▸ QUOTED PASSAGE
The highest fields of employment for undergraduate alumni ten years after graduation are education and higher education (15%), medicine (9%), business and finance (9%), law (8%), and computing and technology (7%).[89]

Brown and RISD

[edit]
The List Art Center, built 1969–71, designed by Philip Johnson, houses Brown's Department of Visual Art and the David Winton Bell Gallery.

Since its 1893 relocation to College Hill, Rhode Island School of Design (RISD) has bordered Brown to its west. Since 1900, Brown and RISD students have been able to cross-register at the two institutions, with Brown students permitted to take as many as four courses at RISD to count towards their Brown degree.[90] The two institutions partner to provide various student-life services and the two student bodies compose a synergy in the College Hill cultural scene.

Dual Degree Program

[edit]

After several years of discussion between the two institutions and several students pursuing dual degrees unofficially, Brown and RISD formally established a five-year dual degree program in 2007, with the first class matriculating in the fall of 2008.[91] The Brown|RISD Dual Degree Program, among the most selective in the country, offered admission to 20 of the 725 applicants for the class entering in autumn 2020, for an acceptance rate of 2.7%.[92] The program combines the complementary strengths of the two institutions, integrating studio art and design at RISD with Brown's academic offerings. Students are admitted to the Dual Degree Program for a course lasting five years and culminating in both the Bachelor of Arts (A.B.) or Bachelor of Science (Sc.B.) degree from Brown and the Bachelor of Fine Arts (B.F.A.) degree from RISD. Prospective students must apply to the two schools separately and be accepted by separate admissions committees. Their application must then be approved by a third Brown|RISD joint committee.

The Granoff Center, designed by Diller Scofidio + Renfro, hosts the annual Brown|RISD Dual Degree exhibition.

▸ TASK DETAILS
Please pick up the passage on Brown University and RISD after its last sentence and carry it on. You won't need the records for this.

▸ DATASET EXTRACT
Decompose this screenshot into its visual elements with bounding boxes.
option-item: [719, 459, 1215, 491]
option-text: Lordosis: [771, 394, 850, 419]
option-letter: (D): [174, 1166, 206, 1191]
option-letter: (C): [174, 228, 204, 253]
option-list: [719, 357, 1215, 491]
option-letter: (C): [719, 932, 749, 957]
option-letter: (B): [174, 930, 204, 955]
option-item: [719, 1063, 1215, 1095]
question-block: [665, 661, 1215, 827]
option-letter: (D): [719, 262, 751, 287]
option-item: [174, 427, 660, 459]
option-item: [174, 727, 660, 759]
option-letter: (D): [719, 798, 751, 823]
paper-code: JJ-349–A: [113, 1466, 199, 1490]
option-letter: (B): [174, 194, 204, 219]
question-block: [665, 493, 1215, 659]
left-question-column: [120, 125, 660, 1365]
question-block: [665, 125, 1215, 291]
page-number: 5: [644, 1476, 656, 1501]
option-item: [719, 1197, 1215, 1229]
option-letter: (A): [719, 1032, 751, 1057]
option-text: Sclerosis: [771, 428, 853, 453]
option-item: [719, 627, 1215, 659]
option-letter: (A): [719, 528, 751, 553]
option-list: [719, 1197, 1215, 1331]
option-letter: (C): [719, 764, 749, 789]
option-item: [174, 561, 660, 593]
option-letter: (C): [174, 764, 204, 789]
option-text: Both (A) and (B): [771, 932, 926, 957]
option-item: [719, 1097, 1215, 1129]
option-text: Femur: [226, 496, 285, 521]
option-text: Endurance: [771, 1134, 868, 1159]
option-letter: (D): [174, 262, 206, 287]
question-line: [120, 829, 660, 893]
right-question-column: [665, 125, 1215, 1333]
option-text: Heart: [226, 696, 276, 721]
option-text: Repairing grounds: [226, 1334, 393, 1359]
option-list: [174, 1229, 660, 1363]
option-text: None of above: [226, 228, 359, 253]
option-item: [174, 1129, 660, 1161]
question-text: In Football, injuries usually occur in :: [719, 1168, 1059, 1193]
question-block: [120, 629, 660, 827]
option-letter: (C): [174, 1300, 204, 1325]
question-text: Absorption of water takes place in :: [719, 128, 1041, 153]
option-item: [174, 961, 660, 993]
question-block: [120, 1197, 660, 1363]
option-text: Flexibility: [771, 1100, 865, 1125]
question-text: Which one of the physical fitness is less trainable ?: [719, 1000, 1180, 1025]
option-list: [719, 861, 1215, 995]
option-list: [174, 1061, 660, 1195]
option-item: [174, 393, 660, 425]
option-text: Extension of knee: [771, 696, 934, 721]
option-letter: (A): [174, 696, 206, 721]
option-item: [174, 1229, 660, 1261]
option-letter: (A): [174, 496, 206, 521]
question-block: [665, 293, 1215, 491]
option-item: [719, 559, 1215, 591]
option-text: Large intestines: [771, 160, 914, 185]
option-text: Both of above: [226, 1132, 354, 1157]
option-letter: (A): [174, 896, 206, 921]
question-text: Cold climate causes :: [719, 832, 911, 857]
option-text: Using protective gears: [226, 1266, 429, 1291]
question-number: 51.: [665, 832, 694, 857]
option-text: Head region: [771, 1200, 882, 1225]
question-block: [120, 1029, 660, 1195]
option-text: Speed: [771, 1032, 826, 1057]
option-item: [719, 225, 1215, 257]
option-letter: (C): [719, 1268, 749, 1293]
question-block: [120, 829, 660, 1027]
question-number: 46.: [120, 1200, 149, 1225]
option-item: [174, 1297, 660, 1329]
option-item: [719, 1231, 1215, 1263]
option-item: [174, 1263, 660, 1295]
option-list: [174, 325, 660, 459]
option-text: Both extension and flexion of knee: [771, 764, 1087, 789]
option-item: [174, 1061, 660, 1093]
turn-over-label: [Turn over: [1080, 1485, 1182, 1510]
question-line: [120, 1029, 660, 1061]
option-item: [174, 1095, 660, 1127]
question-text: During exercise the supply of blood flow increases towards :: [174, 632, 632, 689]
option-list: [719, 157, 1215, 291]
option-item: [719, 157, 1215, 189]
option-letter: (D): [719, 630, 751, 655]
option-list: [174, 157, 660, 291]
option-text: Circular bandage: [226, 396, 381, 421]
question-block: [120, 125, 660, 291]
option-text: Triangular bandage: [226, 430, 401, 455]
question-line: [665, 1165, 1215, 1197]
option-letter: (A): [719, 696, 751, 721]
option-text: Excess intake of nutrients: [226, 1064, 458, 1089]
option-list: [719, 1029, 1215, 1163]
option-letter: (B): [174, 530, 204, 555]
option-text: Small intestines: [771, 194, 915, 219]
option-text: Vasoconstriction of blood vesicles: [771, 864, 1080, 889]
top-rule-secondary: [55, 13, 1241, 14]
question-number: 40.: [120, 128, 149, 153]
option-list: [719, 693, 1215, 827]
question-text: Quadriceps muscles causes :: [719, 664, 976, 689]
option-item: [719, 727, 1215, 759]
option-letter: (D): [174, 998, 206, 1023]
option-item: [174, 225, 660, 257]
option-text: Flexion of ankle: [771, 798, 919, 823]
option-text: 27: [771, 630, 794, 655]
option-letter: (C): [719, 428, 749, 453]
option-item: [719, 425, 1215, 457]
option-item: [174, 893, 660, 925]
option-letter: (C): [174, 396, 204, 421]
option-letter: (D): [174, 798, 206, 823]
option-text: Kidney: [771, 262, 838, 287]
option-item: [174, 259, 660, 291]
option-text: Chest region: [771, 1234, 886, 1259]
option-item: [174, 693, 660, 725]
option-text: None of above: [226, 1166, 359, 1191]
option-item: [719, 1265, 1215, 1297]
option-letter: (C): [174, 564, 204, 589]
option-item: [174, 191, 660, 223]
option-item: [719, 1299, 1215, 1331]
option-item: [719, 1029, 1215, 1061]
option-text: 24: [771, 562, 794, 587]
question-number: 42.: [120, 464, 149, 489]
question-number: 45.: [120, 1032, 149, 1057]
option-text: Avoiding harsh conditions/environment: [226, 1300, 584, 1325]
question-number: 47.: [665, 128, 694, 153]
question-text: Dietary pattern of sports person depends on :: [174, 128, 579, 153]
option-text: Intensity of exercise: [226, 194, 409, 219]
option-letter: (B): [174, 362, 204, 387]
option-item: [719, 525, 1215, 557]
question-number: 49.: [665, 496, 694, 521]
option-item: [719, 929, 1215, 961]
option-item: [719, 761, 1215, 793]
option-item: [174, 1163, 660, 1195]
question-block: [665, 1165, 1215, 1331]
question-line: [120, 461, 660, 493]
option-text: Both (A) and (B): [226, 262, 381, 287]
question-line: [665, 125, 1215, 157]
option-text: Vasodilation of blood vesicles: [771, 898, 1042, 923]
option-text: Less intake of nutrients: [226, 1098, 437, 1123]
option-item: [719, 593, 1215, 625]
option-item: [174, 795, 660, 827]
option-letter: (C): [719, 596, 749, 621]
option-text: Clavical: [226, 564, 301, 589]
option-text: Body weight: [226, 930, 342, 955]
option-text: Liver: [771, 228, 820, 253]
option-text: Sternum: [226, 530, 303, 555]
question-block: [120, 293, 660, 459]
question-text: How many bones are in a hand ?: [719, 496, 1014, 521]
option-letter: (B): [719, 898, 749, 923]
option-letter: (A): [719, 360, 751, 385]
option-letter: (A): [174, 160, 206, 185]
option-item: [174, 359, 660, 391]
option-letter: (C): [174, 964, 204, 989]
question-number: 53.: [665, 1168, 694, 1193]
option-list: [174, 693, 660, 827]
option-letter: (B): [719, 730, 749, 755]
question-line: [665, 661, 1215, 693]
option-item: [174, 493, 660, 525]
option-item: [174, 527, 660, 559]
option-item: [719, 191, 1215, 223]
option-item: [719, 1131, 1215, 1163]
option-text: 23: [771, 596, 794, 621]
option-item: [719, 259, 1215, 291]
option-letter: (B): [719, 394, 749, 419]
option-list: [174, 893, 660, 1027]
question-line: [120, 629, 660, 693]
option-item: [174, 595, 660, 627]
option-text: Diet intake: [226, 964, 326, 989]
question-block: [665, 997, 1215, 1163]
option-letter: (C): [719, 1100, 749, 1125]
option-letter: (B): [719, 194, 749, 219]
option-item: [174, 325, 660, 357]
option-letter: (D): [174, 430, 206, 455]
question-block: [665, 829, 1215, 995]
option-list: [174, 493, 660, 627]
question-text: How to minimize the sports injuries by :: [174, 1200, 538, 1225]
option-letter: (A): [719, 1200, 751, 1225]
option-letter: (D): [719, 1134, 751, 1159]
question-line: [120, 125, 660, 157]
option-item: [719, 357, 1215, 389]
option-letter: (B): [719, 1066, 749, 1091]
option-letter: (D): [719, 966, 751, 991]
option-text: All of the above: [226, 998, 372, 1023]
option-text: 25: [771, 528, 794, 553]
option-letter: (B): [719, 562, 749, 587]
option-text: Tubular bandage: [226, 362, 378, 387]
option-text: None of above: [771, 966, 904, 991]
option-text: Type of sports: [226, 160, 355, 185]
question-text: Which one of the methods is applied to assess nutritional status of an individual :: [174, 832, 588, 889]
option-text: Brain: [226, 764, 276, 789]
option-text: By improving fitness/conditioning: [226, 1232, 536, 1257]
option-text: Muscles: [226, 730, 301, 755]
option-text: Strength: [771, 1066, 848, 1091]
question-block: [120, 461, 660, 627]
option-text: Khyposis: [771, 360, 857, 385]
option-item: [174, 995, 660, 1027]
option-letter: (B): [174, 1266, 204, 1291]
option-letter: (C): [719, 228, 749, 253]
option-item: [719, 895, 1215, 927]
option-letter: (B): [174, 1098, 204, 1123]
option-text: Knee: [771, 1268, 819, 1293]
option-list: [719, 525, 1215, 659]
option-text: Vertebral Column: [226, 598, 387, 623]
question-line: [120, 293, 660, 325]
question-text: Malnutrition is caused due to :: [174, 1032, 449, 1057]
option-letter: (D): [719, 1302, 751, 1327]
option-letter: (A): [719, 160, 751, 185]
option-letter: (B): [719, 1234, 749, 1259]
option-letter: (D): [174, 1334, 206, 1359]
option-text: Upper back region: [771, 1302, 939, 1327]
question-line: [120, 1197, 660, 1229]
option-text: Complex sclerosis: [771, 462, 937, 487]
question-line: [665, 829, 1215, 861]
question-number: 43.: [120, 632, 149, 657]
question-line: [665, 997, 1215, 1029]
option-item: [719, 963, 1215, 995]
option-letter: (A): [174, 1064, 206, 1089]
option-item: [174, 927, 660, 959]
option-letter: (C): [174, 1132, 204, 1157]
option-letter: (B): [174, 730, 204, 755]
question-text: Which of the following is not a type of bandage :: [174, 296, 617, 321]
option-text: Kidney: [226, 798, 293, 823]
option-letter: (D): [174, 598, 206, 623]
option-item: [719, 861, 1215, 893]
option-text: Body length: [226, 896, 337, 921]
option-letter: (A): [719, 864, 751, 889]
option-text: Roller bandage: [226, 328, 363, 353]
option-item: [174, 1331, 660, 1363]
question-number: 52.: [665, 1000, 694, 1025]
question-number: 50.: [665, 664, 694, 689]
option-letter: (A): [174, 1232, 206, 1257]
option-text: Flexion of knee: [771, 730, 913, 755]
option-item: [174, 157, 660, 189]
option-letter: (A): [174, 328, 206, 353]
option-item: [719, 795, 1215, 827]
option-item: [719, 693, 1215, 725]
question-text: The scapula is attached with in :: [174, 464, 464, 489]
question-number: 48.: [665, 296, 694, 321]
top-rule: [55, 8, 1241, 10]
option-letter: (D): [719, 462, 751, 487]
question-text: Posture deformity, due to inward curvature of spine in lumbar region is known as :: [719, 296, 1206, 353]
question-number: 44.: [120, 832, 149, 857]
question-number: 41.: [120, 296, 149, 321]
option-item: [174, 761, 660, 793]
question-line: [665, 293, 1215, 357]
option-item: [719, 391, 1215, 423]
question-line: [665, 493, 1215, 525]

▸ RESPONSE TO THIS TASK
Admitted students spend the first year in residence at RISD completing its first-year Experimental and Foundation Studies curriculum while taking up to three Brown classes. Students spend their second year in residence at Brown, during which students take mainly Brown courses while starting on their RISD major requirements. In the third, fourth, and fifth years, students can elect to live at either school or off-campus, and course distribution is determined by the requirements of each student's unique combination of Brown concentration and RISD major. Program participants are noted for their creative and original approach to cross-disciplinary opportunities, combining, for example, industrial design with engineering, or anatomical illustration with human biology, or philosophy with sculpture, or architecture with urban studies. An annual "BRDD Exhibition" is a well-publicized and heavily attended event, drawing interest and attendees from the broader world of industry, design, the media, and the fine arts.

MADE Program

[edit]

In 2020, the two schools announced the establishment of a new joint Master of Arts in Design Engineering program. Abbreviated as MADE, the program intends to combine RISD's programs in industrial design with Brown's programs in engineering. The program is administered through Brown's School of Engineering and RISD's Architecture and Design Division.[93]

Theatre and playwriting

[edit]
Lyman Hall, built 1890–92, houses the Department of Theatre Arts and Performance Studies.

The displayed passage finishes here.